**What is asked**: Will you transcribe all the entries word for word, skipping the pictures they hold?

**Extracted data**:
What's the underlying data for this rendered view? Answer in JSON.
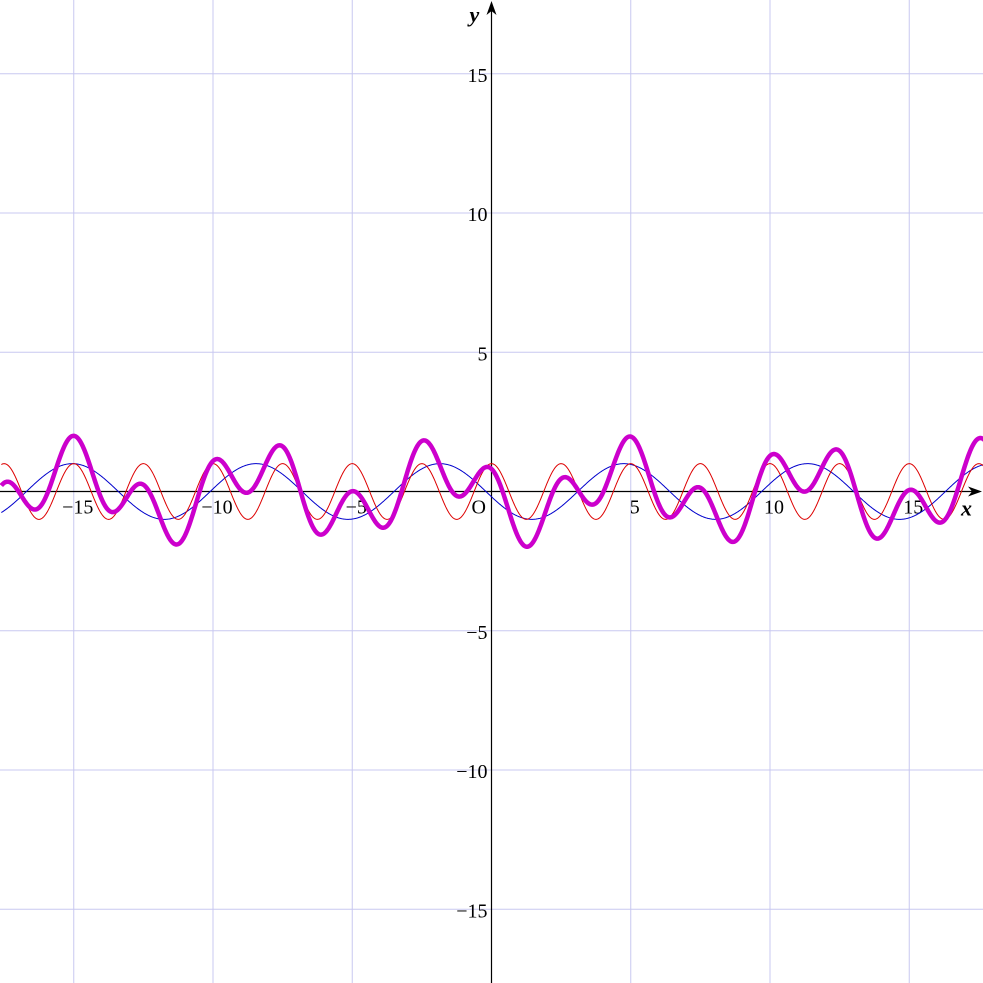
{
  "chart_data": {
    "type": "line",
    "title": "",
    "xlabel": "x",
    "ylabel": "y",
    "origin_label": "O",
    "xlim": [
      -17.6,
      17.7
    ],
    "ylim": [
      -17.6,
      17.7
    ],
    "grid": true,
    "grid_step": 5,
    "x_ticks": [
      {
        "value": -15,
        "label": "−15"
      },
      {
        "value": -10,
        "label": "−10"
      },
      {
        "value": -5,
        "label": "−5"
      },
      {
        "value": 5,
        "label": "5"
      },
      {
        "value": 10,
        "label": "10"
      },
      {
        "value": 15,
        "label": "15"
      }
    ],
    "y_ticks": [
      {
        "value": 15,
        "label": "15"
      },
      {
        "value": 10,
        "label": "10"
      },
      {
        "value": 5,
        "label": "5"
      },
      {
        "value": -5,
        "label": "−5"
      },
      {
        "value": -10,
        "label": "−10"
      },
      {
        "value": -15,
        "label": "−15"
      }
    ],
    "series": [
      {
        "color": "#0000cc",
        "stroke": "thin",
        "amplitude": 1,
        "period": 6.6,
        "phase": -3.1,
        "note_formula": "y = sin((2π/6.6)·(x − 3.1))"
      },
      {
        "color": "#dd0000",
        "stroke": "thin",
        "amplitude": 1,
        "period": 2.5,
        "phase": 0.625
      },
      {
        "color": "#cc00cc",
        "stroke": "thick",
        "sum_of": [
          0,
          1
        ]
      }
    ],
    "colors": {
      "grid": "#c8c8f0",
      "axis": "#000000",
      "background": "#ffffff"
    }
  }
}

**Exercise response**:
What's the underlying data for this rendered view? Answer in JSON.
{
  "chart_data": {
    "type": "line",
    "title": "",
    "xlabel": "x",
    "ylabel": "y",
    "origin_label": "O",
    "xlim": [
      -17.6,
      17.7
    ],
    "ylim": [
      -17.6,
      17.7
    ],
    "grid": true,
    "grid_step": 5,
    "x_ticks": [
      {
        "value": -15,
        "label": "−15"
      },
      {
        "value": -10,
        "label": "−10"
      },
      {
        "value": -5,
        "label": "−5"
      },
      {
        "value": 5,
        "label": "5"
      },
      {
        "value": 10,
        "label": "10"
      },
      {
        "value": 15,
        "label": "15"
      }
    ],
    "y_ticks": [
      {
        "value": 15,
        "label": "15"
      },
      {
        "value": 10,
        "label": "10"
      },
      {
        "value": 5,
        "label": "5"
      },
      {
        "value": -5,
        "label": "−5"
      },
      {
        "value": -10,
        "label": "−10"
      },
      {
        "value": -15,
        "label": "−15"
      }
    ],
    "series": [
      {
        "color": "#0000cc",
        "stroke": "thin",
        "amplitude": 1,
        "period": 6.6,
        "phase": -3.1,
        "note_formula": "y = sin((2π/6.6)·(x − 3.1))"
      },
      {
        "color": "#dd0000",
        "stroke": "thin",
        "amplitude": 1,
        "period": 2.5,
        "phase": 0.625
      },
      {
        "color": "#cc00cc",
        "stroke": "thick",
        "sum_of": [
          0,
          1
        ]
      }
    ],
    "colors": {
      "grid": "#c8c8f0",
      "axis": "#000000",
      "background": "#ffffff"
    }
  }
}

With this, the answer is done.